'''
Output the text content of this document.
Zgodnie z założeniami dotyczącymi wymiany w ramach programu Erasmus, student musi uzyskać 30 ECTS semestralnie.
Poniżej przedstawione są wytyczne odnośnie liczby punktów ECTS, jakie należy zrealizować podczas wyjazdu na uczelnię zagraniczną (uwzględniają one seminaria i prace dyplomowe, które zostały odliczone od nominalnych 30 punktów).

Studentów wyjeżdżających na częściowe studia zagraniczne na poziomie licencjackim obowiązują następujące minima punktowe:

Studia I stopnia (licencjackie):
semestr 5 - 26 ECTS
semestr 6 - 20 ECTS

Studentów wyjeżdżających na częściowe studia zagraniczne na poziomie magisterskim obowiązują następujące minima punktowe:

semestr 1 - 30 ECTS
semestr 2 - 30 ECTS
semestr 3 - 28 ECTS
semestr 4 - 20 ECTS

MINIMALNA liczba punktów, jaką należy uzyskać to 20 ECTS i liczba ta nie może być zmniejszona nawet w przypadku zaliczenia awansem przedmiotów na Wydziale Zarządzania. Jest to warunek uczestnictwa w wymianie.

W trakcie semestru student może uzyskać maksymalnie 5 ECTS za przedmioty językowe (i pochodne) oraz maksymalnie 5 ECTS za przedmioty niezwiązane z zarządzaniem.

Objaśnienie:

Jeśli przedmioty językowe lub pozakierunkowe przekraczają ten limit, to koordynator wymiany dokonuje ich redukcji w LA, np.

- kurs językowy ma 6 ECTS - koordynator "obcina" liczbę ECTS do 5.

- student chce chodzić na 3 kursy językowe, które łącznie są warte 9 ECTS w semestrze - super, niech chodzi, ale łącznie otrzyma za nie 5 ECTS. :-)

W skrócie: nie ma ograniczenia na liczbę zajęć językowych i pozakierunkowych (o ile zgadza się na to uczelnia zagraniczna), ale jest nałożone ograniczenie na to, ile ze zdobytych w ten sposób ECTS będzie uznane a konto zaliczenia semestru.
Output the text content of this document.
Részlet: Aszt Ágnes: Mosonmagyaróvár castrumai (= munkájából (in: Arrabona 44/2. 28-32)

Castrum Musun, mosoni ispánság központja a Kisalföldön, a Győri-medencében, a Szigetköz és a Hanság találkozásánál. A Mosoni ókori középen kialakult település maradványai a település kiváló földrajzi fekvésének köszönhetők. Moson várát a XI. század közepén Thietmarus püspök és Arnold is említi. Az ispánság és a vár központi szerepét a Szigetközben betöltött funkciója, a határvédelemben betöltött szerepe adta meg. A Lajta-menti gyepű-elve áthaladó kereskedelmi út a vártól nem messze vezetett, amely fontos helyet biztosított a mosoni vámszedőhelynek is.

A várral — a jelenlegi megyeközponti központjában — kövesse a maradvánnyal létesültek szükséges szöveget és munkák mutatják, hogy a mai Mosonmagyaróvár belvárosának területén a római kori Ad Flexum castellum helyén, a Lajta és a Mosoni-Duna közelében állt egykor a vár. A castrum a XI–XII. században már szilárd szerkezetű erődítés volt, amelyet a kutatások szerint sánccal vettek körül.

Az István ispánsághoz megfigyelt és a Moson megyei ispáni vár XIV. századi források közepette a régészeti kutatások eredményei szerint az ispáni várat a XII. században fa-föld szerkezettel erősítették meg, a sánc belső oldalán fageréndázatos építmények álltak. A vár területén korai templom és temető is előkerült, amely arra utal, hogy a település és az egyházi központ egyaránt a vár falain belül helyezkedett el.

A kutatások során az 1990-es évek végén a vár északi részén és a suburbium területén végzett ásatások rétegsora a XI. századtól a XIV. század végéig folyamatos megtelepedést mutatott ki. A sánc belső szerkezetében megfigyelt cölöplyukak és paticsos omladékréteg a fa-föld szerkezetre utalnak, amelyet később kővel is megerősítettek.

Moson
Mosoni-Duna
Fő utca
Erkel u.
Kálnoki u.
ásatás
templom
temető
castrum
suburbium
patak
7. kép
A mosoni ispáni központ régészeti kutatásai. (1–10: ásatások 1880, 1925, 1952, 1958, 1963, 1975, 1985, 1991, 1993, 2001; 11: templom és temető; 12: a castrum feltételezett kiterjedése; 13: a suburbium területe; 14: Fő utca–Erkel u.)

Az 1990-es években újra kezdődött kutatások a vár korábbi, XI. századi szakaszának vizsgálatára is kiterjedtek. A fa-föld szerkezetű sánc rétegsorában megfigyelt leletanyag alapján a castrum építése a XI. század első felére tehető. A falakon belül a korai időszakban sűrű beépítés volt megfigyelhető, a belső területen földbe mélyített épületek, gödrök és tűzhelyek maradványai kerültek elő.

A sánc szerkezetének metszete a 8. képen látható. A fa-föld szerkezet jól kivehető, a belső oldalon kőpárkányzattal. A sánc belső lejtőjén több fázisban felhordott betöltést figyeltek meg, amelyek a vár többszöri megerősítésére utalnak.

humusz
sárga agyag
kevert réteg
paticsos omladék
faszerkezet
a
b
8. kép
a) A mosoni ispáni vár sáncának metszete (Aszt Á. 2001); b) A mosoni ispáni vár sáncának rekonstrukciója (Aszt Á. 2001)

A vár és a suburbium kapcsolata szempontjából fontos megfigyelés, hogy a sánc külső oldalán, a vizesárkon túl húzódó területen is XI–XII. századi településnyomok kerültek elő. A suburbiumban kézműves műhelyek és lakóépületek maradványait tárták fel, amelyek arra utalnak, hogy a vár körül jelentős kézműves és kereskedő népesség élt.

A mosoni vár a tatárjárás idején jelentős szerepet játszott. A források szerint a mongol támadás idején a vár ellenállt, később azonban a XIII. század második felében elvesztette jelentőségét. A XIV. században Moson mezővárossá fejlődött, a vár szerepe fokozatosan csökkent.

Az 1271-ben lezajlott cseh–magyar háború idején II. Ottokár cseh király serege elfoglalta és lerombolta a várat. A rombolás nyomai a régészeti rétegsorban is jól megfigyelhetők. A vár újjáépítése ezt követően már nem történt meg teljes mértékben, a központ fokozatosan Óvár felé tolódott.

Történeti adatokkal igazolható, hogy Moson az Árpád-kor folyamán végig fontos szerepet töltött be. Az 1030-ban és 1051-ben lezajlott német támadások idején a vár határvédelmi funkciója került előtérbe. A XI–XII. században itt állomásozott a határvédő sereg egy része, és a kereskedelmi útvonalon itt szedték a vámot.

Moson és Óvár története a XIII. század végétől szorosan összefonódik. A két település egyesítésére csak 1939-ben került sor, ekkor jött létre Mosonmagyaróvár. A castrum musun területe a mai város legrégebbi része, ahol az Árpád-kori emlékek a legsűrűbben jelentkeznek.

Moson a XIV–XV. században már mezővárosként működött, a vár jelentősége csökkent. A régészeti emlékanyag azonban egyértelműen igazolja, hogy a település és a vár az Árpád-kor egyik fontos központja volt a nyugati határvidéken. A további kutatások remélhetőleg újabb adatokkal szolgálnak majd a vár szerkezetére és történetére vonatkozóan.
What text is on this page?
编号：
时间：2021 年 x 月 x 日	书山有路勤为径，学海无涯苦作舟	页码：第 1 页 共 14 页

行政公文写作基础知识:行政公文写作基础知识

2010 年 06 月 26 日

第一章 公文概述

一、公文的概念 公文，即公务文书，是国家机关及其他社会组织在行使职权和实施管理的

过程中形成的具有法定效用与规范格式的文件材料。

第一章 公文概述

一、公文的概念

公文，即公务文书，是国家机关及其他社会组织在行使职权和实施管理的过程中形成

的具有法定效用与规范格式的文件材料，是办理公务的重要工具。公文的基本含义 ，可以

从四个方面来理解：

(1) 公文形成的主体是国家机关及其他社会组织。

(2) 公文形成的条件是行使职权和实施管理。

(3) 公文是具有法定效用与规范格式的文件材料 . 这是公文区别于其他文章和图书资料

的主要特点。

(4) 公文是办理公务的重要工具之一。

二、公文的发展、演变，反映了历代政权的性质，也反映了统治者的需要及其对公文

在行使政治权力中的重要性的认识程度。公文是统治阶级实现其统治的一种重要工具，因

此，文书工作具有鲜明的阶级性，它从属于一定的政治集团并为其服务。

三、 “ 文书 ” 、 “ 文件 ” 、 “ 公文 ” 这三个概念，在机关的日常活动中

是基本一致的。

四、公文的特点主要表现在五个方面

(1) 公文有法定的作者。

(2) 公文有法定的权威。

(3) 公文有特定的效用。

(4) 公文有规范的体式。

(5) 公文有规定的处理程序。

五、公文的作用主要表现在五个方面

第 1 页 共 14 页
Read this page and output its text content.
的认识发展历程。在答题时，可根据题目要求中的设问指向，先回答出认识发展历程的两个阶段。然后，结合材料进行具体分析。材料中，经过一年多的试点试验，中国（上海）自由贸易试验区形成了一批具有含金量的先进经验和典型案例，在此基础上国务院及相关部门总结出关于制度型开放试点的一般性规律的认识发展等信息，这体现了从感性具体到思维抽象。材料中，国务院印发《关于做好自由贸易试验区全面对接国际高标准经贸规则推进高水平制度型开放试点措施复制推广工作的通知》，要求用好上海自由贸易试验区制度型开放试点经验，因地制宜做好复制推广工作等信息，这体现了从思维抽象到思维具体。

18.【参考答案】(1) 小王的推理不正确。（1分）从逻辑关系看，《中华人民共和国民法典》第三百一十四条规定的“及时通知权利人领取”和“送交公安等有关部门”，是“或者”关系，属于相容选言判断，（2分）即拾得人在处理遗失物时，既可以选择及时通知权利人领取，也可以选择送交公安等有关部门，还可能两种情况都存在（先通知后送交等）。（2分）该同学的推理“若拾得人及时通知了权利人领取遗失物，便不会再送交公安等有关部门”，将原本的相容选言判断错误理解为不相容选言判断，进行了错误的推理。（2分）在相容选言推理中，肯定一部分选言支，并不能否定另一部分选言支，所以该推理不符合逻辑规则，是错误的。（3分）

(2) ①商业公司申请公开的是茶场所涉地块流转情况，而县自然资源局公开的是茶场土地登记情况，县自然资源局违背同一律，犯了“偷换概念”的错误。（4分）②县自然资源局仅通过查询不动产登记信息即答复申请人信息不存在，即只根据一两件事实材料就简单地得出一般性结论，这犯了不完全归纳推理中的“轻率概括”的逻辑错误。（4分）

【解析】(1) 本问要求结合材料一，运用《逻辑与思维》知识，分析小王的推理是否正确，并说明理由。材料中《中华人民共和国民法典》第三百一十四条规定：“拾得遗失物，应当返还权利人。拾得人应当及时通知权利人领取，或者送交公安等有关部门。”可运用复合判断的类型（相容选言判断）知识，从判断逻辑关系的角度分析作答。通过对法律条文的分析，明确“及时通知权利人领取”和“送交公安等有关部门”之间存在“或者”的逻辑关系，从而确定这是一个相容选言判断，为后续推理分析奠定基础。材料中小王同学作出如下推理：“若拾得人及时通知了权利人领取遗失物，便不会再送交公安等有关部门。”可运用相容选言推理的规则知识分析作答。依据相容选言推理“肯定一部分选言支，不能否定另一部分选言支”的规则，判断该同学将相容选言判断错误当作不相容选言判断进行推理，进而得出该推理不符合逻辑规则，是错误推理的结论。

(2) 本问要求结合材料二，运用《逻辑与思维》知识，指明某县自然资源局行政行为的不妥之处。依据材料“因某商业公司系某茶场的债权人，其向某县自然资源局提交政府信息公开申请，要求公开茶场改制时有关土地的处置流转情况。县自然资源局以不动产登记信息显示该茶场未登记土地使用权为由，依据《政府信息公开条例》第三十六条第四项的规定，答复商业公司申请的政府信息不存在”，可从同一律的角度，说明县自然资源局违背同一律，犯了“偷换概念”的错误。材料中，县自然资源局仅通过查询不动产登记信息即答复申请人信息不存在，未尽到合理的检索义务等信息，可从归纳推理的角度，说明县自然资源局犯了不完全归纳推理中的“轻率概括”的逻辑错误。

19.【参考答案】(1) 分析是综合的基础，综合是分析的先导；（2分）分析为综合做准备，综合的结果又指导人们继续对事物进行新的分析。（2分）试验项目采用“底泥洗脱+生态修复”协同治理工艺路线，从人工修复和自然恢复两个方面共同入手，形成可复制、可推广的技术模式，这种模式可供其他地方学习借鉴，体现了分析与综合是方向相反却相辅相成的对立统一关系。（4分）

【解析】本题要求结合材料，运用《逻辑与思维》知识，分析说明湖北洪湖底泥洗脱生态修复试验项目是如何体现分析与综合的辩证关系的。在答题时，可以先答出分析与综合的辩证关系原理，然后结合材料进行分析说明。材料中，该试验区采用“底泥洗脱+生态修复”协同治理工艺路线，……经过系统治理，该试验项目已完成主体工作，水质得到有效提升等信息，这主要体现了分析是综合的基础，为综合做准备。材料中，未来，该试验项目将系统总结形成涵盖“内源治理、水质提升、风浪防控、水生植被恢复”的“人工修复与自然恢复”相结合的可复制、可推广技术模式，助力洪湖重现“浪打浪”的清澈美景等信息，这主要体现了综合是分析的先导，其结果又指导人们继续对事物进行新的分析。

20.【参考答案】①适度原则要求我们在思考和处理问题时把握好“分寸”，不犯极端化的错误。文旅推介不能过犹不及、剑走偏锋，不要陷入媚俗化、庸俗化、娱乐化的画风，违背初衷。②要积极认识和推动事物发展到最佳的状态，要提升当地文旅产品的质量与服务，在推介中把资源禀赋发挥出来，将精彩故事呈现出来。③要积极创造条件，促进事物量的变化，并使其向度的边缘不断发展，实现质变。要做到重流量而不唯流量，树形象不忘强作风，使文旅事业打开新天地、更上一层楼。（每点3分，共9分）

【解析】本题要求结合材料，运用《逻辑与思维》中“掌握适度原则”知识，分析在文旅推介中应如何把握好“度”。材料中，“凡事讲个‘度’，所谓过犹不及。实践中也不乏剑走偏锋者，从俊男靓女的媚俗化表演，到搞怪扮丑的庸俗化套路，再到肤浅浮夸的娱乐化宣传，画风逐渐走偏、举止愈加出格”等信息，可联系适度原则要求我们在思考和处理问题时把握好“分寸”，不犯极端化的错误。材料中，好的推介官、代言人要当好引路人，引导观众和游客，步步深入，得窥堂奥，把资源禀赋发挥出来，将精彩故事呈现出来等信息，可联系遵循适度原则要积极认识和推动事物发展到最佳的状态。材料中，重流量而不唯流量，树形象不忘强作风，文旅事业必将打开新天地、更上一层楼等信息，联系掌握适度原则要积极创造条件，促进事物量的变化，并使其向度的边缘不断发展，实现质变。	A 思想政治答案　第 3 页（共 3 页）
'''
• Requirement: Exactly how many lines in the data above contain the word "公文的概念"? Respond with the number and nothing more.

• Result of this task: 2